**DIRECTION**
Below are some entries; can you quote all of them exactly?
>> Start DATA
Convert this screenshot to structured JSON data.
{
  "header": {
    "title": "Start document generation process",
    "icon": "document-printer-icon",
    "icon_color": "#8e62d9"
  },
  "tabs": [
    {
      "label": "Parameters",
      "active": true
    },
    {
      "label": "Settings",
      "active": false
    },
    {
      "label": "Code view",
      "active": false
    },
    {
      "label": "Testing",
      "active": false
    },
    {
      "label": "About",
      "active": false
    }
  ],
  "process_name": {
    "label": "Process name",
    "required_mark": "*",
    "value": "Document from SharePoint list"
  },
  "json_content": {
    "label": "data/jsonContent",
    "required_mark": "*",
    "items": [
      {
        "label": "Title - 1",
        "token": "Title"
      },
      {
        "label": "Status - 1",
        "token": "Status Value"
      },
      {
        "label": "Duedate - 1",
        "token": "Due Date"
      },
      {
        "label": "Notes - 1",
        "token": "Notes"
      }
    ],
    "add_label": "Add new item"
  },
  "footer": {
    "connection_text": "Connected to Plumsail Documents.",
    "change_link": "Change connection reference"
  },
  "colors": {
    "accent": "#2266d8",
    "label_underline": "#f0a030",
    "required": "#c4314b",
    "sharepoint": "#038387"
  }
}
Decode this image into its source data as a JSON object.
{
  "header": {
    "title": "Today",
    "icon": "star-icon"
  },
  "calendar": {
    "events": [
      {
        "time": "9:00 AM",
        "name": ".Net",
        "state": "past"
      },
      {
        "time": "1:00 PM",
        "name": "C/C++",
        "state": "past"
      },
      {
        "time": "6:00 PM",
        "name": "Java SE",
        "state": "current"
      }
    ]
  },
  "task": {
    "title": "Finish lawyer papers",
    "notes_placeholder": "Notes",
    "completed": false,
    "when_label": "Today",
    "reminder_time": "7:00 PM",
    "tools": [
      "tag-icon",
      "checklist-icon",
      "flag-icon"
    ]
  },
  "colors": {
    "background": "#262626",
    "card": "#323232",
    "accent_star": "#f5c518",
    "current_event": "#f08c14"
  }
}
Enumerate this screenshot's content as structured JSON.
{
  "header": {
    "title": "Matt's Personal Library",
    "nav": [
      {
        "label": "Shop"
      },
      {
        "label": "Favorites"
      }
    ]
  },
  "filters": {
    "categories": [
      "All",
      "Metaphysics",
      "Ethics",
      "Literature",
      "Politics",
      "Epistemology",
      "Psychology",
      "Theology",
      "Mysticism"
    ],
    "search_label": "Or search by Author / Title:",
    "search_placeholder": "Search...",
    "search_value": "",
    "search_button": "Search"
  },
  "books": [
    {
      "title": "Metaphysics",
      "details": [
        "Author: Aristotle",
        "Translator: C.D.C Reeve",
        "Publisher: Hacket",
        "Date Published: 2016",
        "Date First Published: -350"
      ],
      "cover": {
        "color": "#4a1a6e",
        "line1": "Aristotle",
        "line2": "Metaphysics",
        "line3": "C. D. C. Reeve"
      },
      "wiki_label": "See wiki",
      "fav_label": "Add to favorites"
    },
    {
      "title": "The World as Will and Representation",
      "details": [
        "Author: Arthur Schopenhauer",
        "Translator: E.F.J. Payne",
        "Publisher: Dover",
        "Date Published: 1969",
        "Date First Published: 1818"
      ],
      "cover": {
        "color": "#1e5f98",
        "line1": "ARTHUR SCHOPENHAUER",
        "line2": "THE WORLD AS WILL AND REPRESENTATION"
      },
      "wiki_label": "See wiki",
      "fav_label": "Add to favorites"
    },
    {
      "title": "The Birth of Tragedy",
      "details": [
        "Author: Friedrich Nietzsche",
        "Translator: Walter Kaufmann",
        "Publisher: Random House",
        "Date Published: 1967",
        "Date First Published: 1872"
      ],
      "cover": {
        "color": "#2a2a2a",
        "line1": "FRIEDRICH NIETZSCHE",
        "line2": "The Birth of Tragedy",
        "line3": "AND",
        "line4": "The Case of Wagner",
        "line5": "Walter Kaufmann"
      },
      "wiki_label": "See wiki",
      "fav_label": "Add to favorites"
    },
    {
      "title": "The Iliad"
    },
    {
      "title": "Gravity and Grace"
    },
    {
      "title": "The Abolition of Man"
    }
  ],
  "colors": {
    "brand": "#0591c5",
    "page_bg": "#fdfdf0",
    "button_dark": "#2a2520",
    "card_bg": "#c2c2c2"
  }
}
>> End DATA
**COMPLETE OUTPUT**
Convert this screenshot to structured JSON data.
{
  "header": {
    "title": "Start document generation process",
    "icon": "document-printer-icon",
    "icon_color": "#8e62d9"
  },
  "tabs": [
    {
      "label": "Parameters",
      "active": true
    },
    {
      "label": "Settings",
      "active": false
    },
    {
      "label": "Code view",
      "active": false
    },
    {
      "label": "Testing",
      "active": false
    },
    {
      "label": "About",
      "active": false
    }
  ],
  "process_name": {
    "label": "Process name",
    "required_mark": "*",
    "value": "Document from SharePoint list"
  },
  "json_content": {
    "label": "data/jsonContent",
    "required_mark": "*",
    "items": [
      {
        "label": "Title - 1",
        "token": "Title"
      },
      {
        "label": "Status - 1",
        "token": "Status Value"
      },
      {
        "label": "Duedate - 1",
        "token": "Due Date"
      },
      {
        "label": "Notes - 1",
        "token": "Notes"
      }
    ],
    "add_label": "Add new item"
  },
  "footer": {
    "connection_text": "Connected to Plumsail Documents.",
    "change_link": "Change connection reference"
  },
  "colors": {
    "accent": "#2266d8",
    "label_underline": "#f0a030",
    "required": "#c4314b",
    "sharepoint": "#038387"
  }
}
Decode this image into its source data as a JSON object.
{
  "header": {
    "title": "Today",
    "icon": "star-icon"
  },
  "calendar": {
    "events": [
      {
        "time": "9:00 AM",
        "name": ".Net",
        "state": "past"
      },
      {
        "time": "1:00 PM",
        "name": "C/C++",
        "state": "past"
      },
      {
        "time": "6:00 PM",
        "name": "Java SE",
        "state": "current"
      }
    ]
  },
  "task": {
    "title": "Finish lawyer papers",
    "notes_placeholder": "Notes",
    "completed": false,
    "when_label": "Today",
    "reminder_time": "7:00 PM",
    "tools": [
      "tag-icon",
      "checklist-icon",
      "flag-icon"
    ]
  },
  "colors": {
    "background": "#262626",
    "card": "#323232",
    "accent_star": "#f5c518",
    "current_event": "#f08c14"
  }
}
Enumerate this screenshot's content as structured JSON.
{
  "header": {
    "title": "Matt's Personal Library",
    "nav": [
      {
        "label": "Shop"
      },
      {
        "label": "Favorites"
      }
    ]
  },
  "filters": {
    "categories": [
      "All",
      "Metaphysics",
      "Ethics",
      "Literature",
      "Politics",
      "Epistemology",
      "Psychology",
      "Theology",
      "Mysticism"
    ],
    "search_label": "Or search by Author / Title:",
    "search_placeholder": "Search...",
    "search_value": "",
    "search_button": "Search"
  },
  "books": [
    {
      "title": "Metaphysics",
      "details": [
        "Author: Aristotle",
        "Translator: C.D.C Reeve",
        "Publisher: Hacket",
        "Date Published: 2016",
        "Date First Published: -350"
      ],
      "cover": {
        "color": "#4a1a6e",
        "line1": "Aristotle",
        "line2": "Metaphysics",
        "line3": "C. D. C. Reeve"
      },
      "wiki_label": "See wiki",
      "fav_label": "Add to favorites"
    },
    {
      "title": "The World as Will and Representation",
      "details": [
        "Author: Arthur Schopenhauer",
        "Translator: E.F.J. Payne",
        "Publisher: Dover",
        "Date Published: 1969",
        "Date First Published: 1818"
      ],
      "cover": {
        "color": "#1e5f98",
        "line1": "ARTHUR SCHOPENHAUER",
        "line2": "THE WORLD AS WILL AND REPRESENTATION"
      },
      "wiki_label": "See wiki",
      "fav_label": "Add to favorites"
    },
    {
      "title": "The Birth of Tragedy",
      "details": [
        "Author: Friedrich Nietzsche",
        "Translator: Walter Kaufmann",
        "Publisher: Random House",
        "Date Published: 1967",
        "Date First Published: 1872"
      ],
      "cover": {
        "color": "#2a2a2a",
        "line1": "FRIEDRICH NIETZSCHE",
        "line2": "The Birth of Tragedy",
        "line3": "AND",
        "line4": "The Case of Wagner",
        "line5": "Walter Kaufmann"
      },
      "wiki_label": "See wiki",
      "fav_label": "Add to favorites"
    },
    {
      "title": "The Iliad"
    },
    {
      "title": "Gravity and Grace"
    },
    {
      "title": "The Abolition of Man"
    }
  ],
  "colors": {
    "brand": "#0591c5",
    "page_bg": "#fdfdf0",
    "button_dark": "#2a2520",
    "card_bg": "#c2c2c2"
  }
}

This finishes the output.